-------- Records for this exercise

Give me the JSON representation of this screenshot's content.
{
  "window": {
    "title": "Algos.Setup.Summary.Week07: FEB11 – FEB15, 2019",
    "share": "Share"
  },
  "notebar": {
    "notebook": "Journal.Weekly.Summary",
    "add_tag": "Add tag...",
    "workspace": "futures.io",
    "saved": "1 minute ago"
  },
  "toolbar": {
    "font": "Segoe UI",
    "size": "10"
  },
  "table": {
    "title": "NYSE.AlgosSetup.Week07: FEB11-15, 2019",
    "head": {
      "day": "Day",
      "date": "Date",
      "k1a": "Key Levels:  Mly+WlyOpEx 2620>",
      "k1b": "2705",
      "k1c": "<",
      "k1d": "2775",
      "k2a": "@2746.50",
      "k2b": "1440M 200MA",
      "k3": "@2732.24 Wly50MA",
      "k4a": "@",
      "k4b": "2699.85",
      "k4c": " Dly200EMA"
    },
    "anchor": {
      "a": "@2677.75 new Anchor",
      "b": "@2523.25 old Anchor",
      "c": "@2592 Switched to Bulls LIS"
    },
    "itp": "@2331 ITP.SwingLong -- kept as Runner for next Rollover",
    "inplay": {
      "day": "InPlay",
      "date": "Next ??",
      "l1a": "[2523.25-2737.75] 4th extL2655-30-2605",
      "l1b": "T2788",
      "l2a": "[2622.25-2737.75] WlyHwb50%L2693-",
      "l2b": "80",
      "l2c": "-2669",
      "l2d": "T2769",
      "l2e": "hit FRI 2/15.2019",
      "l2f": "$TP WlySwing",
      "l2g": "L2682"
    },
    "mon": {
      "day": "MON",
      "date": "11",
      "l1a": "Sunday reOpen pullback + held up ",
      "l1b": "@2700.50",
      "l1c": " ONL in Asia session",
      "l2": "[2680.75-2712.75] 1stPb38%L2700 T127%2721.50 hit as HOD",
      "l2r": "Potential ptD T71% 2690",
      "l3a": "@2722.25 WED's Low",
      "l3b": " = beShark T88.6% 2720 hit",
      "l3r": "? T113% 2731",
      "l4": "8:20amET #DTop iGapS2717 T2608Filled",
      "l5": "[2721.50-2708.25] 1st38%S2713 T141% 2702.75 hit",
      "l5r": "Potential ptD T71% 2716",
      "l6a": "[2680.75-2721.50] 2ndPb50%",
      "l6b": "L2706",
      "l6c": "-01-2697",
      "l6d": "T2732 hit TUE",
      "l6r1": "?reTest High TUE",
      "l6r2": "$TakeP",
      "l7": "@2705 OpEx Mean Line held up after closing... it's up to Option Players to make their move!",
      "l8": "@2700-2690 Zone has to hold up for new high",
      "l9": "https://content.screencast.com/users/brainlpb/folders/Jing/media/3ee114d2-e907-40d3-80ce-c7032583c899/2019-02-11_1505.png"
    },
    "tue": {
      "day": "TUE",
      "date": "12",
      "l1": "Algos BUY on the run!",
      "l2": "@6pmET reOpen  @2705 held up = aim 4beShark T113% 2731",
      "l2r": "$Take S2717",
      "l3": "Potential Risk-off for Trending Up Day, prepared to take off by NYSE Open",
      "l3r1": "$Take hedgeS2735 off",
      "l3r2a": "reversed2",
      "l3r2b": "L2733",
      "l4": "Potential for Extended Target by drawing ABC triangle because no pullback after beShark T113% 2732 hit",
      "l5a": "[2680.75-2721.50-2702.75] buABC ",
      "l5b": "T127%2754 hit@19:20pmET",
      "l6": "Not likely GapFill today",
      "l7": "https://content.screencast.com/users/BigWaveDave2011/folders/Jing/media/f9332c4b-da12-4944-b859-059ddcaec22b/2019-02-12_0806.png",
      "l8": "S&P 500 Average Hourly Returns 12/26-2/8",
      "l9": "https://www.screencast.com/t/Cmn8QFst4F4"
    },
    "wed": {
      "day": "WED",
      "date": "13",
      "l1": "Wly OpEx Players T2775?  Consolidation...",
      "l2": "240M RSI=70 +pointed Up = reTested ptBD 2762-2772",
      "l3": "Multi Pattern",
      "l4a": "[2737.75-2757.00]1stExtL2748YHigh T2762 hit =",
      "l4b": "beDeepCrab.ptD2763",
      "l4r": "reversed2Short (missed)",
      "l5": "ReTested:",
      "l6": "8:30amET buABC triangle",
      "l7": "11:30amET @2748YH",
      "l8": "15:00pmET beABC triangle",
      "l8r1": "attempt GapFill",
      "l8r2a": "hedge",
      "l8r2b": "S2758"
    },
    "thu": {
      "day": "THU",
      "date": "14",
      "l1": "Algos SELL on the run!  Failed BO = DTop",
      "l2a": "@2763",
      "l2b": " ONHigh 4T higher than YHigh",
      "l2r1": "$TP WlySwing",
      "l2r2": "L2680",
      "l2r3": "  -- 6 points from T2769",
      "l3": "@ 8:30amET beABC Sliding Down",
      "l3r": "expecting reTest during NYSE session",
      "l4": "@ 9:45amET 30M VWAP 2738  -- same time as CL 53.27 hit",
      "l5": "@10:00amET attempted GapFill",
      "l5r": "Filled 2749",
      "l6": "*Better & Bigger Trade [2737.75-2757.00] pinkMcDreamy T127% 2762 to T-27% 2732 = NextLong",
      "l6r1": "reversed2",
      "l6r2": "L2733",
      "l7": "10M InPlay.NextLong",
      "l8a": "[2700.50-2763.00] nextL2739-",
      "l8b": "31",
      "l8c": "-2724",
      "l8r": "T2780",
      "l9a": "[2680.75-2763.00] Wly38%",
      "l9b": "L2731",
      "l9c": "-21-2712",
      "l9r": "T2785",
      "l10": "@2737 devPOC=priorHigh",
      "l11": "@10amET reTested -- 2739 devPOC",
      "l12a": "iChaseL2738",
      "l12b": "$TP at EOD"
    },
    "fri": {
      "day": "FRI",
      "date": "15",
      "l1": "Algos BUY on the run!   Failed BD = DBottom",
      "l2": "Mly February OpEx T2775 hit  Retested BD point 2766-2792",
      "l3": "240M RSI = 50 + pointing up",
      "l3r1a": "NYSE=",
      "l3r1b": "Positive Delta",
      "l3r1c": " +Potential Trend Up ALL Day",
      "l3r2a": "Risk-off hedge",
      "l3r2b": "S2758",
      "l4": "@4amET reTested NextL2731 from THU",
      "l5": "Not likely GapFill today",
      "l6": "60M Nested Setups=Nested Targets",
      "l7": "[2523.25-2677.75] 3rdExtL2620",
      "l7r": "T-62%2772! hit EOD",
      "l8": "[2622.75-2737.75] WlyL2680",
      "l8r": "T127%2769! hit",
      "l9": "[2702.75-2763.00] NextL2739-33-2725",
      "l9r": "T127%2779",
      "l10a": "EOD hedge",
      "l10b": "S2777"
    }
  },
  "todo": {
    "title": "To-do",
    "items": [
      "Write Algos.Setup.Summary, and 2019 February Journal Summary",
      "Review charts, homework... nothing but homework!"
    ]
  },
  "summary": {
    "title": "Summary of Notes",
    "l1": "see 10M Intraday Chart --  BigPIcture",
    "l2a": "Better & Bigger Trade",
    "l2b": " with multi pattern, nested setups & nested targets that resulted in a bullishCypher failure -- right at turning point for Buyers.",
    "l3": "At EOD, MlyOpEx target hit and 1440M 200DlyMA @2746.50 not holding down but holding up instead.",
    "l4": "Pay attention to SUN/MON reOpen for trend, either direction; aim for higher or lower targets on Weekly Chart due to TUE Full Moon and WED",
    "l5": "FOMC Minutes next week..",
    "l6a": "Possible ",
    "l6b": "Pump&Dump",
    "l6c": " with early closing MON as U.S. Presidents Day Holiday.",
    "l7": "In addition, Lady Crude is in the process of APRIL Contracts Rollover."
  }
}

----------------

**Your goal**
Which lines hold the word "beABC"? Copy every one of them.

**Written solution**
      "l8": "15:00pmET beABC triangle",
      "l3": "@ 8:30amET beABC Sliding Down",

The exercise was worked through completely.